### RECORDS SHOWN

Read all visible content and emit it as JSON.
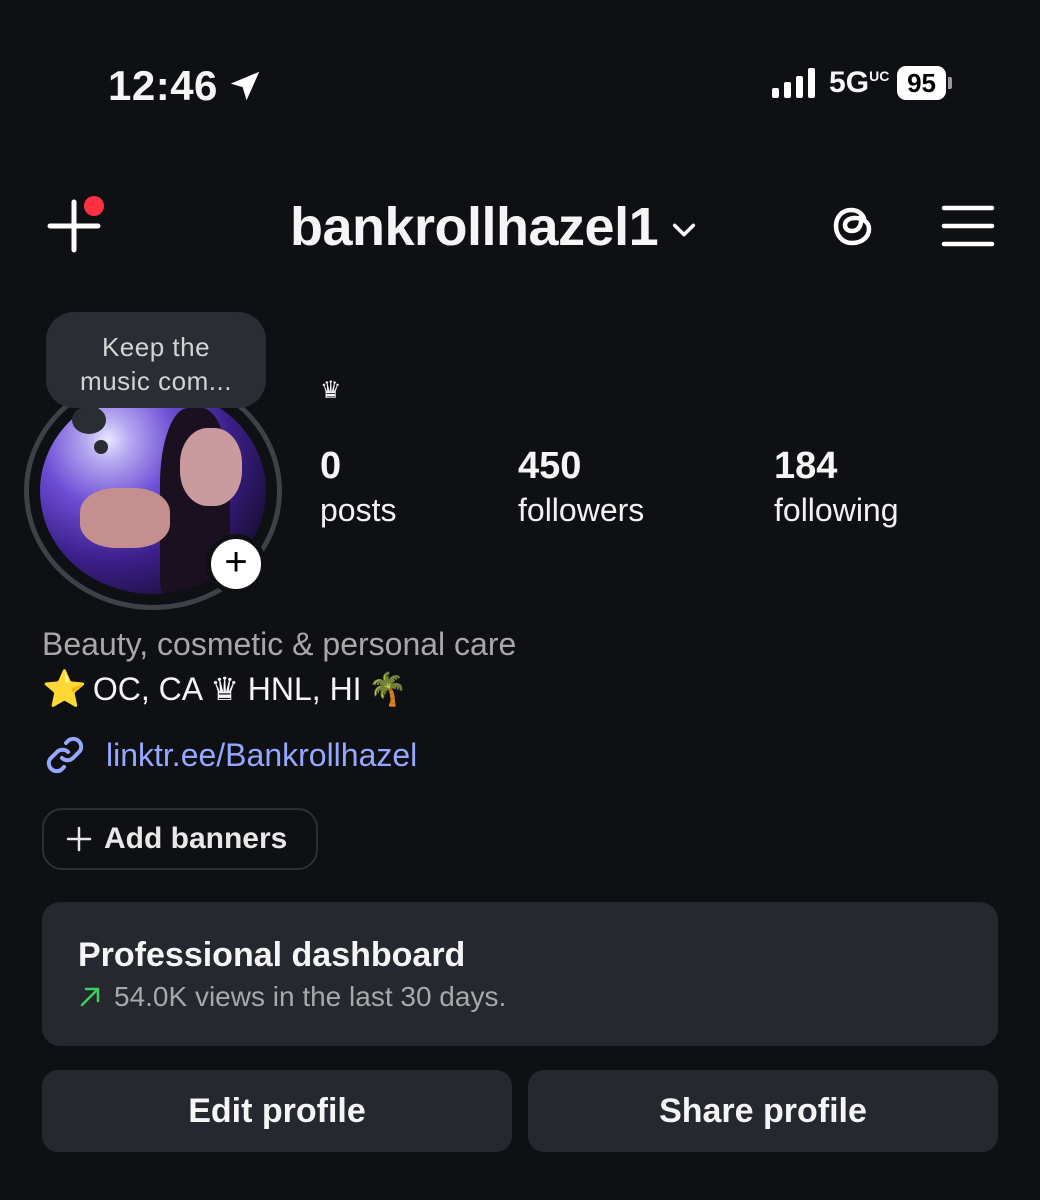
{
  "status_bar": {
    "time": "12:46",
    "location_icon": "location-arrow-icon",
    "network": "5G",
    "network_suffix": "UC",
    "battery": "95"
  },
  "header": {
    "username": "bankrollhazel1",
    "create_icon": "plus-icon",
    "notification_dot_color": "#ff3040",
    "dropdown_icon": "chevron-down-icon",
    "threads_icon": "threads-icon",
    "menu_icon": "hamburger-menu-icon"
  },
  "profile": {
    "note": "Keep the music com...",
    "name_emoji": "♛",
    "add_story_label": "+",
    "stats": [
      {
        "value": "0",
        "label": "posts"
      },
      {
        "value": "450",
        "label": "followers"
      },
      {
        "value": "184",
        "label": "following"
      }
    ],
    "category": "Beauty, cosmetic & personal care",
    "bio": {
      "star": "⭐",
      "text": "OC, CA ♛ HNL, HI",
      "palm": "🌴"
    },
    "link": "linktr.ee/Bankrollhazel"
  },
  "banners": {
    "label": "Add banners"
  },
  "dashboard": {
    "title": "Professional dashboard",
    "subtitle": "54.0K views in the last 30 days.",
    "trend_color": "#3ecf5a"
  },
  "actions": {
    "edit": "Edit profile",
    "share": "Share profile"
  }
}
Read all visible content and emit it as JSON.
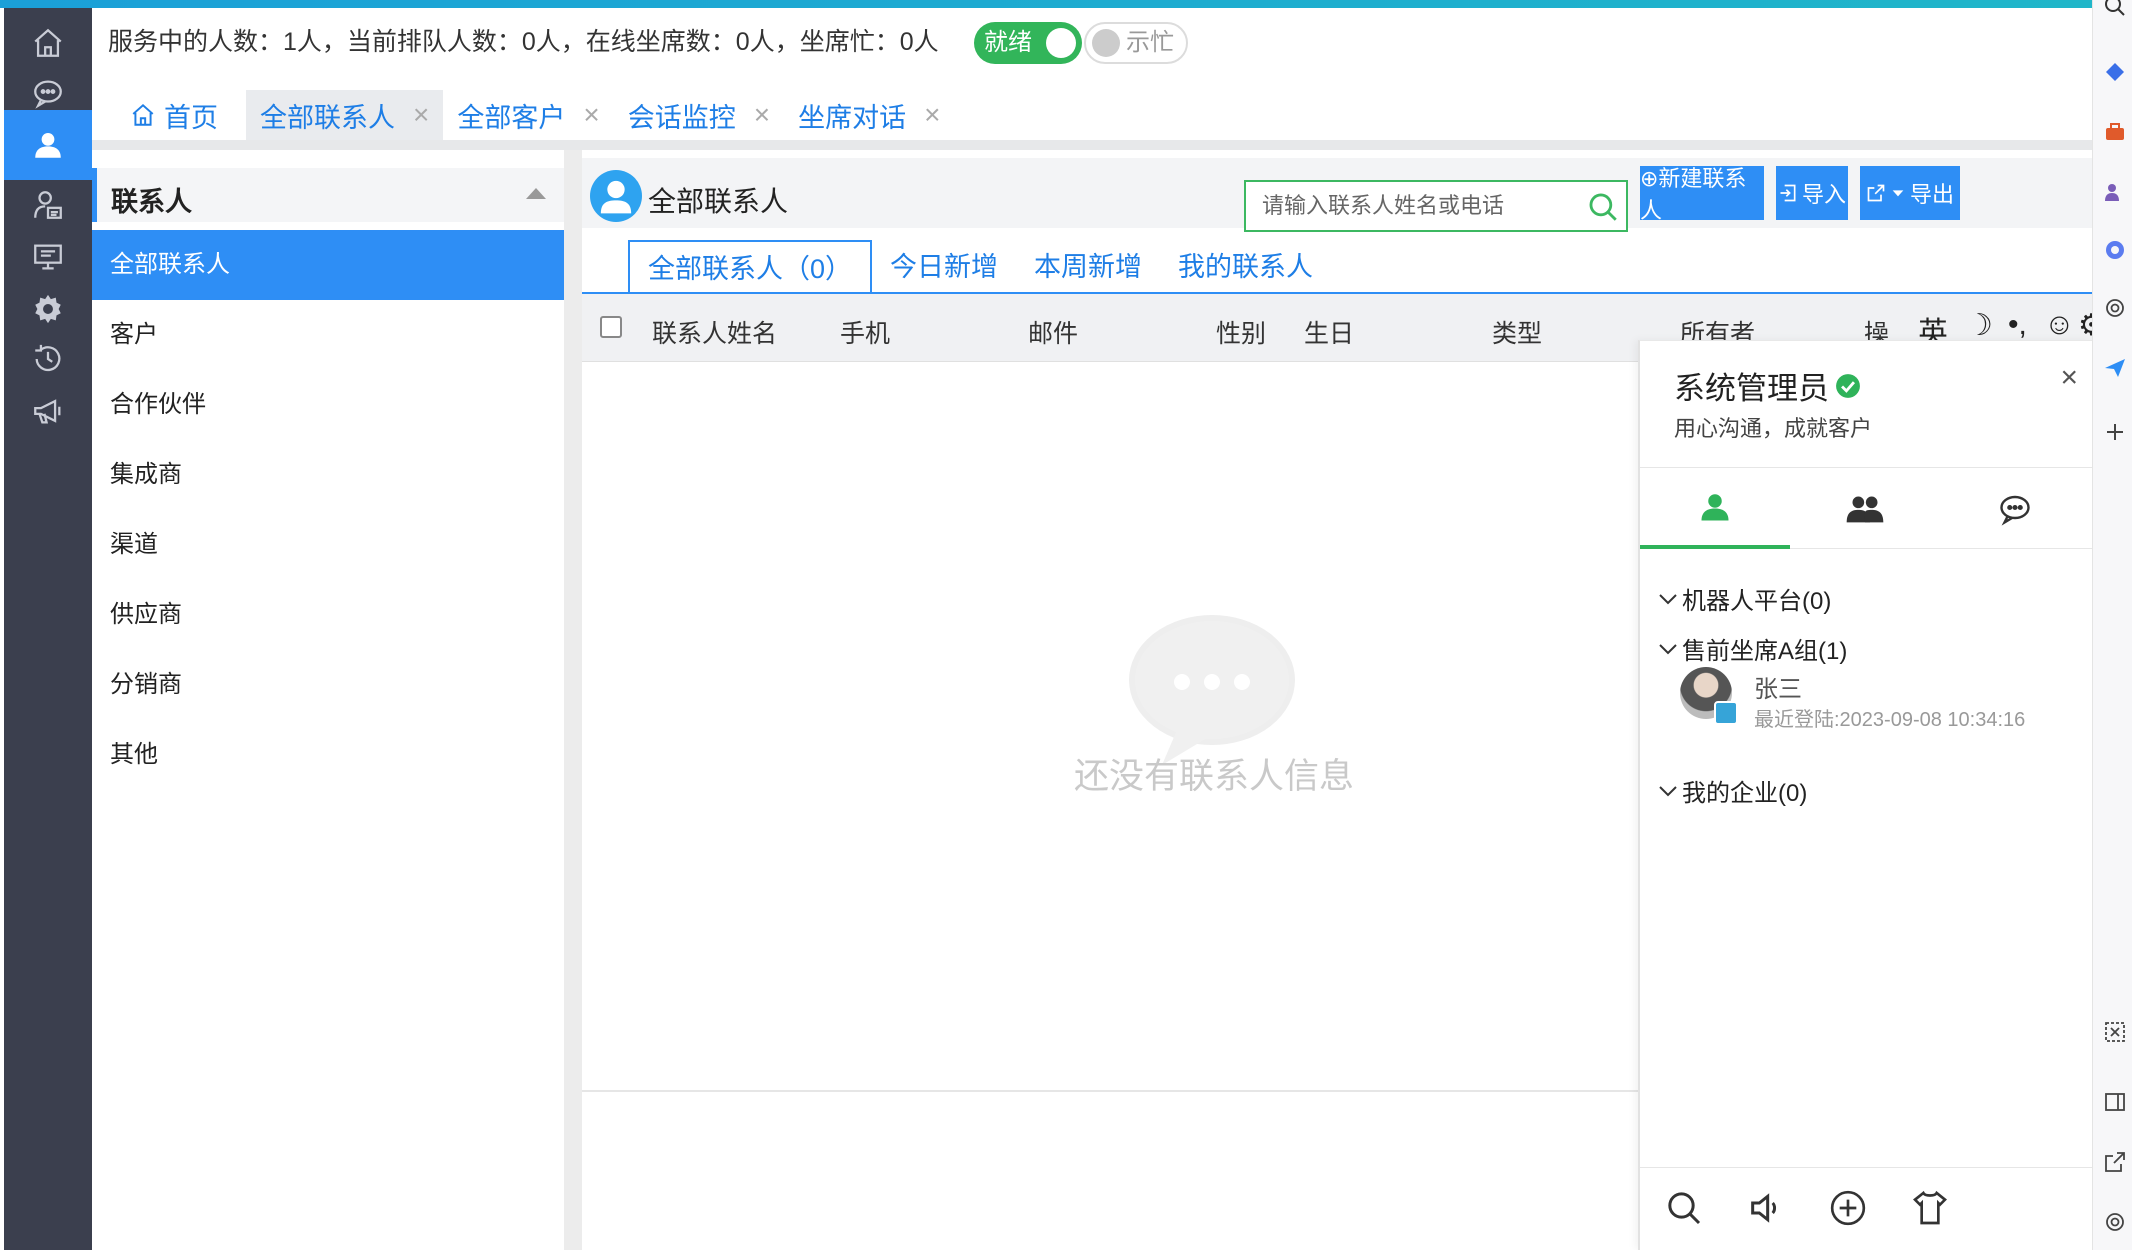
{
  "status": {
    "text": "服务中的人数：1人，当前排队人数：0人，在线坐席数：0人，坐席忙：0人",
    "ready_label": "就绪",
    "busy_label": "示忙"
  },
  "page_tabs": [
    {
      "label": "首页",
      "icon": "home-icon",
      "closable": false
    },
    {
      "label": "全部联系人",
      "closable": true,
      "active": true
    },
    {
      "label": "全部客户",
      "closable": true
    },
    {
      "label": "会话监控",
      "closable": true
    },
    {
      "label": "坐席对话",
      "closable": true
    }
  ],
  "tab_close_glyph": "×",
  "sidebar": {
    "title": "联系人",
    "items": [
      "全部联系人",
      "客户",
      "合作伙伴",
      "集成商",
      "渠道",
      "供应商",
      "分销商",
      "其他"
    ],
    "active_index": 0
  },
  "main": {
    "title": "全部联系人",
    "search_placeholder": "请输入联系人姓名或电话",
    "buttons": {
      "new": "⊕新建联系人",
      "import": "导入",
      "export": "导出"
    },
    "subtabs": [
      "全部联系人（0）",
      "今日新增",
      "本周新增",
      "我的联系人"
    ],
    "columns": [
      "联系人姓名",
      "手机",
      "邮件",
      "性别",
      "生日",
      "类型",
      "所有者",
      "操"
    ],
    "input_toolbar": [
      "英",
      "☽",
      "•,",
      "☺",
      "⚙"
    ],
    "empty_text": "还没有联系人信息"
  },
  "chat_panel": {
    "name": "系统管理员",
    "motto": "用心沟通，成就客户",
    "close_glyph": "×",
    "groups": [
      {
        "label": "机器人平台(0)"
      },
      {
        "label": "售前坐席A组(1)"
      },
      {
        "label": "我的企业(0)"
      }
    ],
    "member": {
      "name": "张三",
      "last_login": "最近登陆:2023-09-08 10:34:16"
    }
  },
  "colors": {
    "primary": "#2e8ef5",
    "rail_bg": "#3b3f4e",
    "ready_green": "#32b55a",
    "link_blue": "#1e7ee6"
  }
}
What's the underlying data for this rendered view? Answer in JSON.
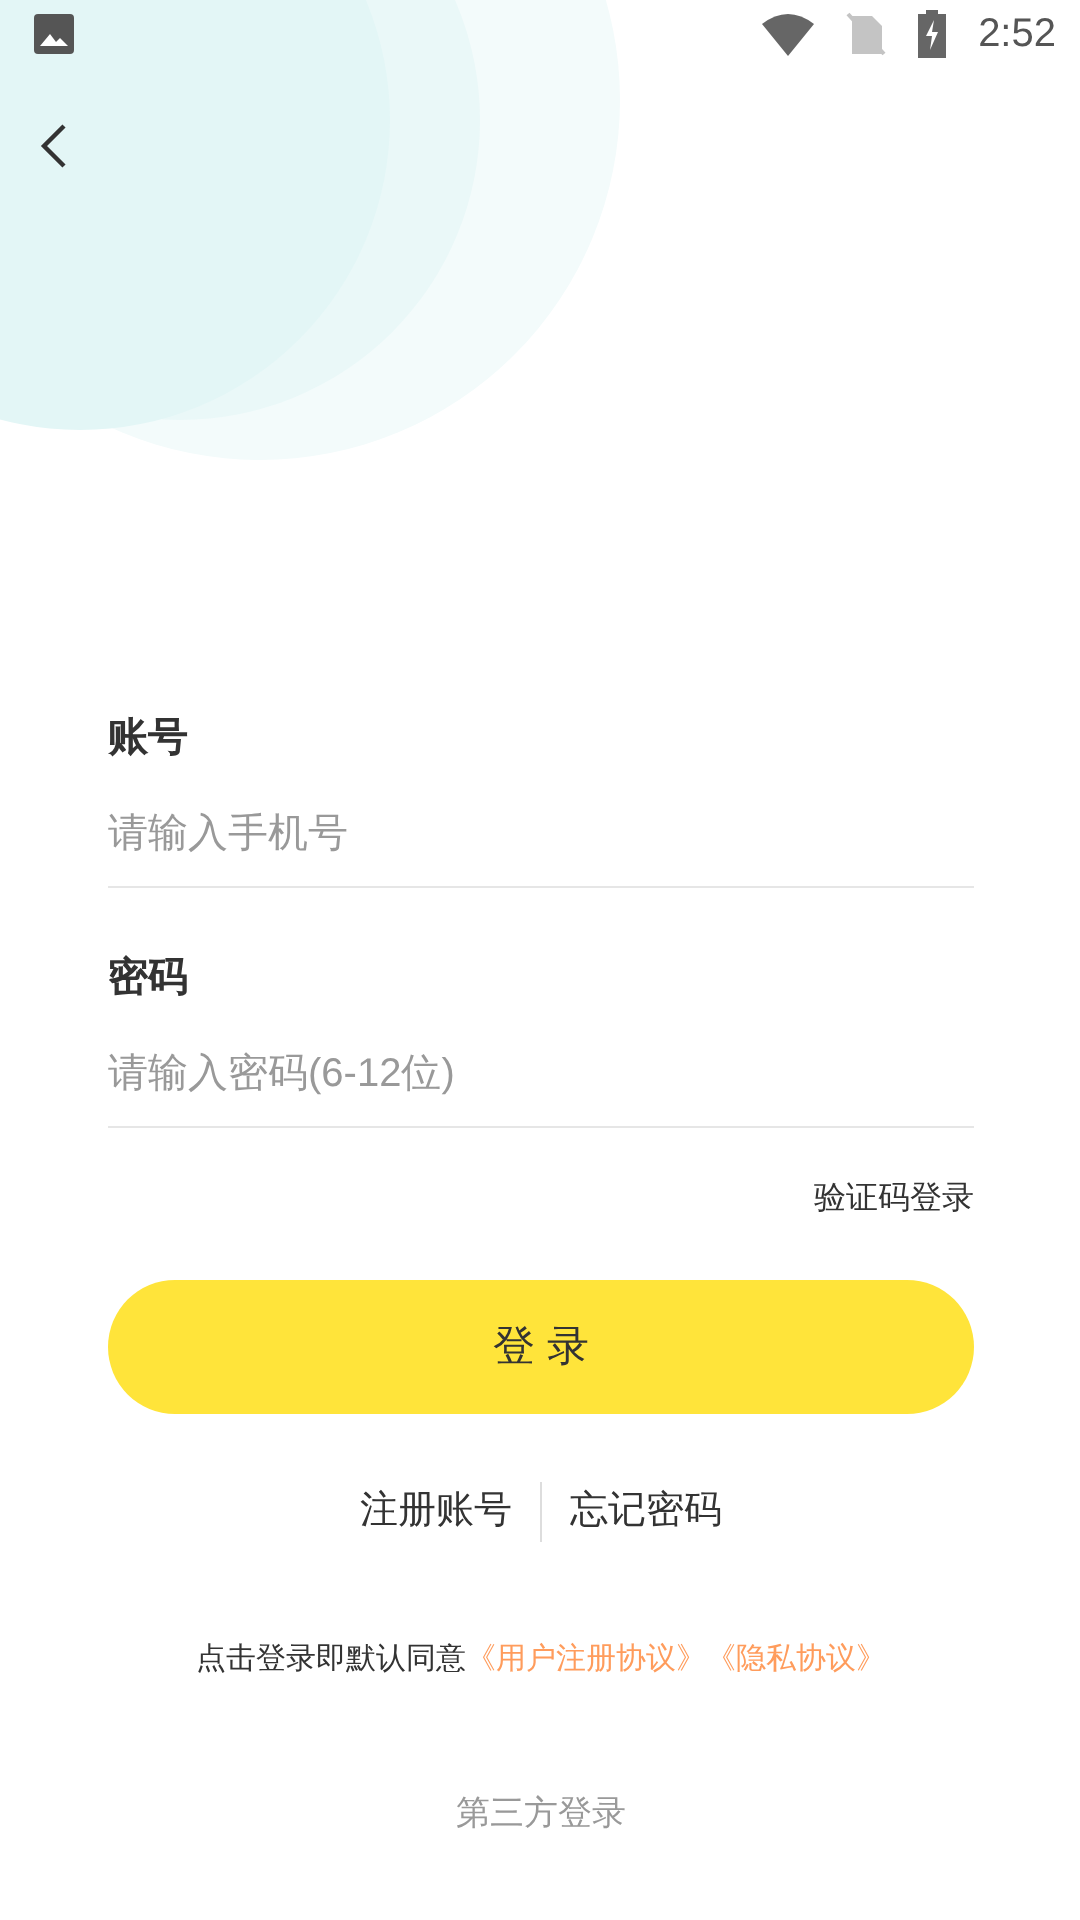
{
  "status_bar": {
    "time": "2:52"
  },
  "fields": [
    {
      "label": "账号",
      "placeholder": "请输入手机号"
    },
    {
      "label": "密码",
      "placeholder": "请输入密码(6-12位)"
    }
  ],
  "code_login_link": "验证码登录",
  "login_button": "登 录",
  "links": [
    "注册账号",
    "忘记密码"
  ],
  "agreement": {
    "text": "点击登录即默认同意",
    "links": [
      "《用户注册协议》",
      "《隐私协议》"
    ]
  },
  "third_party_label": "第三方登录"
}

### THE EXERCISE
Quote the full listing above word for word; exclude every picture from the copy.

### RIGHT ANSWER
Read all visible content and emit it as JSON.
{
  "status_bar": {
    "time": "12:46",
    "location_icon": "location-arrow-icon",
    "network": "5G",
    "network_suffix": "UC",
    "battery": "95"
  },
  "header": {
    "username": "bankrollhazel1",
    "create_icon": "plus-icon",
    "notification_dot_color": "#ff3040",
    "dropdown_icon": "chevron-down-icon",
    "threads_icon": "threads-icon",
    "menu_icon": "hamburger-menu-icon"
  },
  "profile": {
    "note": "Keep the music com...",
    "name_emoji": "♛",
    "add_story_label": "+",
    "stats": [
      {
        "value": "0",
        "label": "posts"
      },
      {
        "value": "450",
        "label": "followers"
      },
      {
        "value": "184",
        "label": "following"
      }
    ],
    "category": "Beauty, cosmetic & personal care",
    "bio": {
      "star": "⭐",
      "text": "OC, CA ♛ HNL, HI",
      "palm": "🌴"
    },
    "link": "linktr.ee/Bankrollhazel"
  },
  "banners": {
    "label": "Add banners"
  },
  "dashboard": {
    "title": "Professional dashboard",
    "subtitle": "54.0K views in the last 30 days.",
    "trend_color": "#3ecf5a"
  },
  "actions": {
    "edit": "Edit profile",
    "share": "Share profile"
  }
}
Read all visible content and emit it as JSON.
{
  "status": {
    "text": "服务中的人数：1人，当前排队人数：0人，在线坐席数：0人，坐席忙：0人",
    "ready_label": "就绪",
    "busy_label": "示忙"
  },
  "page_tabs": [
    {
      "label": "首页",
      "icon": "home-icon",
      "closable": false
    },
    {
      "label": "全部联系人",
      "closable": true,
      "active": true
    },
    {
      "label": "全部客户",
      "closable": true
    },
    {
      "label": "会话监控",
      "closable": true
    },
    {
      "label": "坐席对话",
      "closable": true
    }
  ],
  "tab_close_glyph": "×",
  "sidebar": {
    "title": "联系人",
    "items": [
      "全部联系人",
      "客户",
      "合作伙伴",
      "集成商",
      "渠道",
      "供应商",
      "分销商",
      "其他"
    ],
    "active_index": 0
  },
  "main": {
    "title": "全部联系人",
    "search_placeholder": "请输入联系人姓名或电话",
    "buttons": {
      "new": "⊕新建联系人",
      "import": "导入",
      "export": "导出"
    },
    "subtabs": [
      "全部联系人（0）",
      "今日新增",
      "本周新增",
      "我的联系人"
    ],
    "columns": [
      "联系人姓名",
      "手机",
      "邮件",
      "性别",
      "生日",
      "类型",
      "所有者",
      "操"
    ],
    "input_toolbar": [
      "英",
      "☽",
      "•,",
      "☺",
      "⚙"
    ],
    "empty_text": "还没有联系人信息"
  },
  "chat_panel": {
    "name": "系统管理员",
    "motto": "用心沟通，成就客户",
    "close_glyph": "×",
    "groups": [
      {
        "label": "机器人平台(0)"
      },
      {
        "label": "售前坐席A组(1)"
      },
      {
        "label": "我的企业(0)"
      }
    ],
    "member": {
      "name": "张三",
      "last_login": "最近登陆:2023-09-08 10:34:16"
    }
  },
  "colors": {
    "primary": "#2e8ef5",
    "rail_bg": "#3b3f4e",
    "ready_green": "#32b55a",
    "link_blue": "#1e7ee6"
  }
}
What's the underlying data for this rendered view? Answer in JSON.
{
  "status_bar": {
    "time": "2:52"
  },
  "fields": [
    {
      "label": "账号",
      "placeholder": "请输入手机号"
    },
    {
      "label": "密码",
      "placeholder": "请输入密码(6-12位)"
    }
  ],
  "code_login_link": "验证码登录",
  "login_button": "登 录",
  "links": [
    "注册账号",
    "忘记密码"
  ],
  "agreement": {
    "text": "点击登录即默认同意",
    "links": [
      "《用户注册协议》",
      "《隐私协议》"
    ]
  },
  "third_party_label": "第三方登录"
}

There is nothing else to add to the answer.